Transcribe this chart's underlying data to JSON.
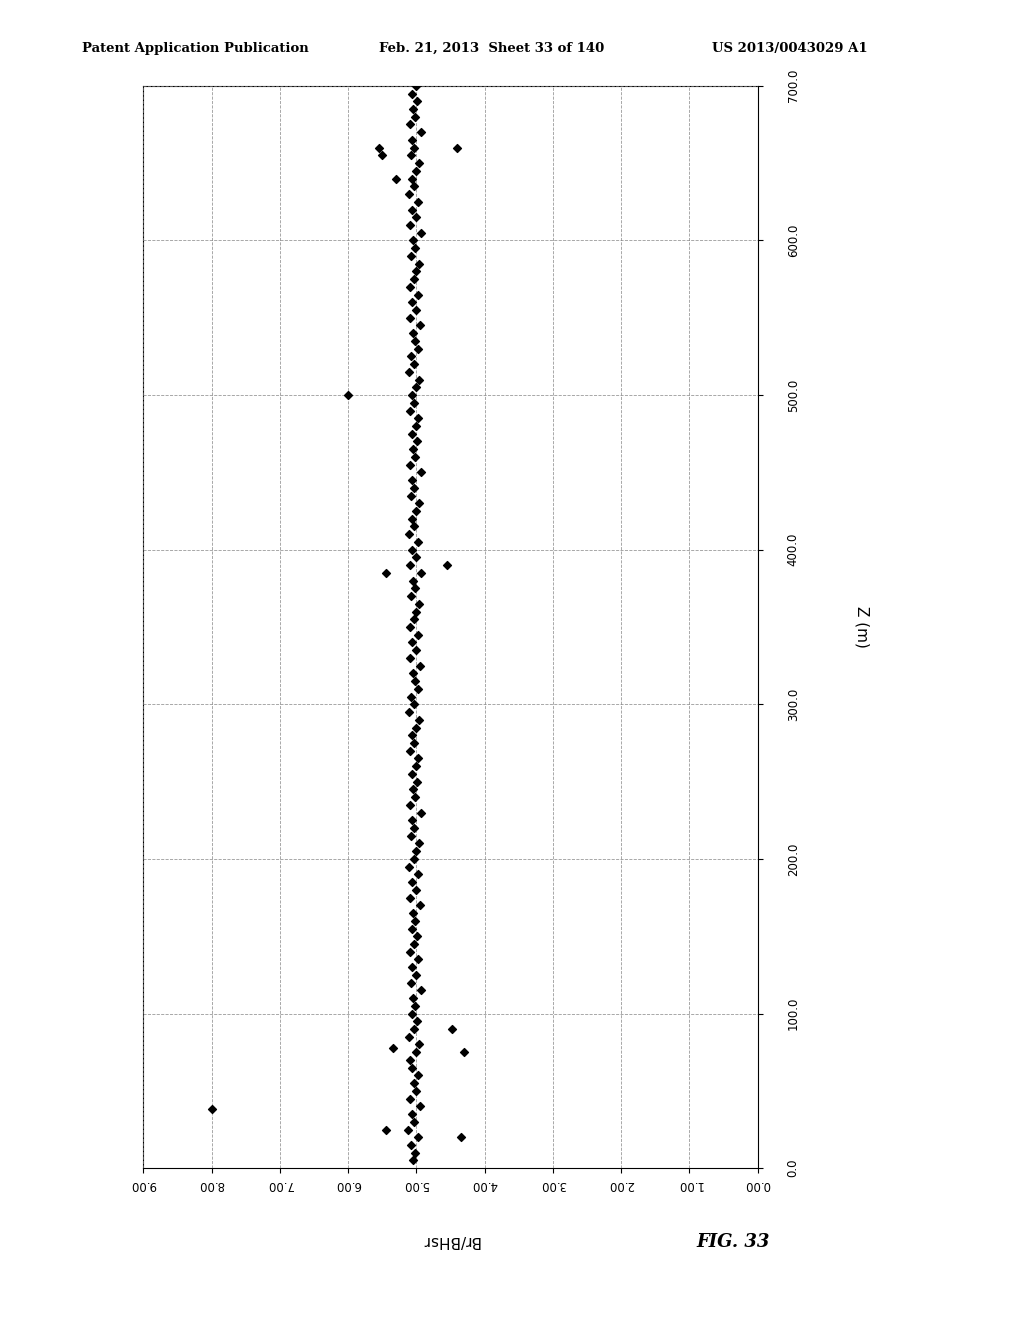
{
  "header_left": "Patent Application Publication",
  "header_mid": "Feb. 21, 2013  Sheet 33 of 140",
  "header_right": "US 2013/0043029 A1",
  "fig_label": "FIG. 33",
  "xlabel": "Br/BHsr",
  "ylabel": "Z (m)",
  "xlim": [
    0.0,
    9.0
  ],
  "ylim": [
    0.0,
    700.0
  ],
  "xticks": [
    0.0,
    1.0,
    2.0,
    3.0,
    4.0,
    5.0,
    6.0,
    7.0,
    8.0,
    9.0
  ],
  "yticks": [
    0.0,
    100.0,
    200.0,
    300.0,
    400.0,
    500.0,
    600.0,
    700.0
  ],
  "background_color": "#ffffff",
  "marker_color": "#000000",
  "marker_size": 16,
  "data_x": [
    5.05,
    5.02,
    5.08,
    4.98,
    5.12,
    5.03,
    5.07,
    4.95,
    5.1,
    5.01,
    5.04,
    4.97,
    5.06,
    5.09,
    5.0,
    4.96,
    5.11,
    5.03,
    4.99,
    5.07,
    5.02,
    5.05,
    4.94,
    5.08,
    5.01,
    5.06,
    4.97,
    5.1,
    5.03,
    4.99,
    5.07,
    5.02,
    5.05,
    4.95,
    5.09,
    5.01,
    5.06,
    4.98,
    5.11,
    5.04,
    5.0,
    4.96,
    5.08,
    5.03,
    5.07,
    4.94,
    5.1,
    5.02,
    5.05,
    4.99,
    5.06,
    5.01,
    4.97,
    5.09,
    5.03,
    5.07,
    5.0,
    4.96,
    5.11,
    5.04,
    5.08,
    4.98,
    5.02,
    5.05,
    4.95,
    5.09,
    5.01,
    5.06,
    4.97,
    5.1,
    5.03,
    5.0,
    4.96,
    5.08,
    5.02,
    5.05,
    4.94,
    5.09,
    5.01,
    5.06,
    4.98,
    5.11,
    5.04,
    5.07,
    5.0,
    4.96,
    5.08,
    5.03,
    5.07,
    4.94,
    5.1,
    5.02,
    5.05,
    4.99,
    5.06,
    5.01,
    4.97,
    5.09,
    5.03,
    5.07,
    5.0,
    4.96,
    5.11,
    5.04,
    5.08,
    4.98,
    5.02,
    5.05,
    4.95,
    5.09,
    5.01,
    5.06,
    4.97,
    5.1,
    5.03,
    5.0,
    4.96,
    5.08,
    5.02,
    5.05,
    4.94,
    5.09,
    5.01,
    5.06,
    4.98,
    5.11,
    5.04,
    5.07,
    5.0,
    4.96,
    5.08,
    5.03,
    5.07,
    4.94,
    5.1,
    5.02,
    5.05,
    4.99,
    5.06,
    5.01,
    5.5,
    5.55,
    4.4,
    5.3,
    4.3,
    5.35,
    4.48,
    8.0,
    6.0,
    5.45,
    4.55,
    4.35,
    5.45
  ],
  "data_y": [
    5,
    10,
    15,
    20,
    25,
    30,
    35,
    40,
    45,
    50,
    55,
    60,
    65,
    70,
    75,
    80,
    85,
    90,
    95,
    100,
    105,
    110,
    115,
    120,
    125,
    130,
    135,
    140,
    145,
    150,
    155,
    160,
    165,
    170,
    175,
    180,
    185,
    190,
    195,
    200,
    205,
    210,
    215,
    220,
    225,
    230,
    235,
    240,
    245,
    250,
    255,
    260,
    265,
    270,
    275,
    280,
    285,
    290,
    295,
    300,
    305,
    310,
    315,
    320,
    325,
    330,
    335,
    340,
    345,
    350,
    355,
    360,
    365,
    370,
    375,
    380,
    385,
    390,
    395,
    400,
    405,
    410,
    415,
    420,
    425,
    430,
    435,
    440,
    445,
    450,
    455,
    460,
    465,
    470,
    475,
    480,
    485,
    490,
    495,
    500,
    505,
    510,
    515,
    520,
    525,
    530,
    535,
    540,
    545,
    550,
    555,
    560,
    565,
    570,
    575,
    580,
    585,
    590,
    595,
    600,
    605,
    610,
    615,
    620,
    625,
    630,
    635,
    640,
    645,
    650,
    655,
    660,
    665,
    670,
    675,
    680,
    685,
    690,
    695,
    700,
    655,
    660,
    660,
    640,
    75,
    78,
    90,
    38,
    500,
    385,
    390,
    20,
    25
  ]
}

========

▶ Work to be completed:
Reproduce the data word for word, excluding its pictures.

▶ Task answer:
Transcribe this chart's underlying data to JSON.
{
  "header_left": "Patent Application Publication",
  "header_mid": "Feb. 21, 2013  Sheet 33 of 140",
  "header_right": "US 2013/0043029 A1",
  "fig_label": "FIG. 33",
  "xlabel": "Br/BHsr",
  "ylabel": "Z (m)",
  "xlim": [
    0.0,
    9.0
  ],
  "ylim": [
    0.0,
    700.0
  ],
  "xticks": [
    0.0,
    1.0,
    2.0,
    3.0,
    4.0,
    5.0,
    6.0,
    7.0,
    8.0,
    9.0
  ],
  "yticks": [
    0.0,
    100.0,
    200.0,
    300.0,
    400.0,
    500.0,
    600.0,
    700.0
  ],
  "background_color": "#ffffff",
  "marker_color": "#000000",
  "marker_size": 16,
  "data_x": [
    5.05,
    5.02,
    5.08,
    4.98,
    5.12,
    5.03,
    5.07,
    4.95,
    5.1,
    5.01,
    5.04,
    4.97,
    5.06,
    5.09,
    5.0,
    4.96,
    5.11,
    5.03,
    4.99,
    5.07,
    5.02,
    5.05,
    4.94,
    5.08,
    5.01,
    5.06,
    4.97,
    5.1,
    5.03,
    4.99,
    5.07,
    5.02,
    5.05,
    4.95,
    5.09,
    5.01,
    5.06,
    4.98,
    5.11,
    5.04,
    5.0,
    4.96,
    5.08,
    5.03,
    5.07,
    4.94,
    5.1,
    5.02,
    5.05,
    4.99,
    5.06,
    5.01,
    4.97,
    5.09,
    5.03,
    5.07,
    5.0,
    4.96,
    5.11,
    5.04,
    5.08,
    4.98,
    5.02,
    5.05,
    4.95,
    5.09,
    5.01,
    5.06,
    4.97,
    5.1,
    5.03,
    5.0,
    4.96,
    5.08,
    5.02,
    5.05,
    4.94,
    5.09,
    5.01,
    5.06,
    4.98,
    5.11,
    5.04,
    5.07,
    5.0,
    4.96,
    5.08,
    5.03,
    5.07,
    4.94,
    5.1,
    5.02,
    5.05,
    4.99,
    5.06,
    5.01,
    4.97,
    5.09,
    5.03,
    5.07,
    5.0,
    4.96,
    5.11,
    5.04,
    5.08,
    4.98,
    5.02,
    5.05,
    4.95,
    5.09,
    5.01,
    5.06,
    4.97,
    5.1,
    5.03,
    5.0,
    4.96,
    5.08,
    5.02,
    5.05,
    4.94,
    5.09,
    5.01,
    5.06,
    4.98,
    5.11,
    5.04,
    5.07,
    5.0,
    4.96,
    5.08,
    5.03,
    5.07,
    4.94,
    5.1,
    5.02,
    5.05,
    4.99,
    5.06,
    5.01,
    5.5,
    5.55,
    4.4,
    5.3,
    4.3,
    5.35,
    4.48,
    8.0,
    6.0,
    5.45,
    4.55,
    4.35,
    5.45
  ],
  "data_y": [
    5,
    10,
    15,
    20,
    25,
    30,
    35,
    40,
    45,
    50,
    55,
    60,
    65,
    70,
    75,
    80,
    85,
    90,
    95,
    100,
    105,
    110,
    115,
    120,
    125,
    130,
    135,
    140,
    145,
    150,
    155,
    160,
    165,
    170,
    175,
    180,
    185,
    190,
    195,
    200,
    205,
    210,
    215,
    220,
    225,
    230,
    235,
    240,
    245,
    250,
    255,
    260,
    265,
    270,
    275,
    280,
    285,
    290,
    295,
    300,
    305,
    310,
    315,
    320,
    325,
    330,
    335,
    340,
    345,
    350,
    355,
    360,
    365,
    370,
    375,
    380,
    385,
    390,
    395,
    400,
    405,
    410,
    415,
    420,
    425,
    430,
    435,
    440,
    445,
    450,
    455,
    460,
    465,
    470,
    475,
    480,
    485,
    490,
    495,
    500,
    505,
    510,
    515,
    520,
    525,
    530,
    535,
    540,
    545,
    550,
    555,
    560,
    565,
    570,
    575,
    580,
    585,
    590,
    595,
    600,
    605,
    610,
    615,
    620,
    625,
    630,
    635,
    640,
    645,
    650,
    655,
    660,
    665,
    670,
    675,
    680,
    685,
    690,
    695,
    700,
    655,
    660,
    660,
    640,
    75,
    78,
    90,
    38,
    500,
    385,
    390,
    20,
    25
  ]
}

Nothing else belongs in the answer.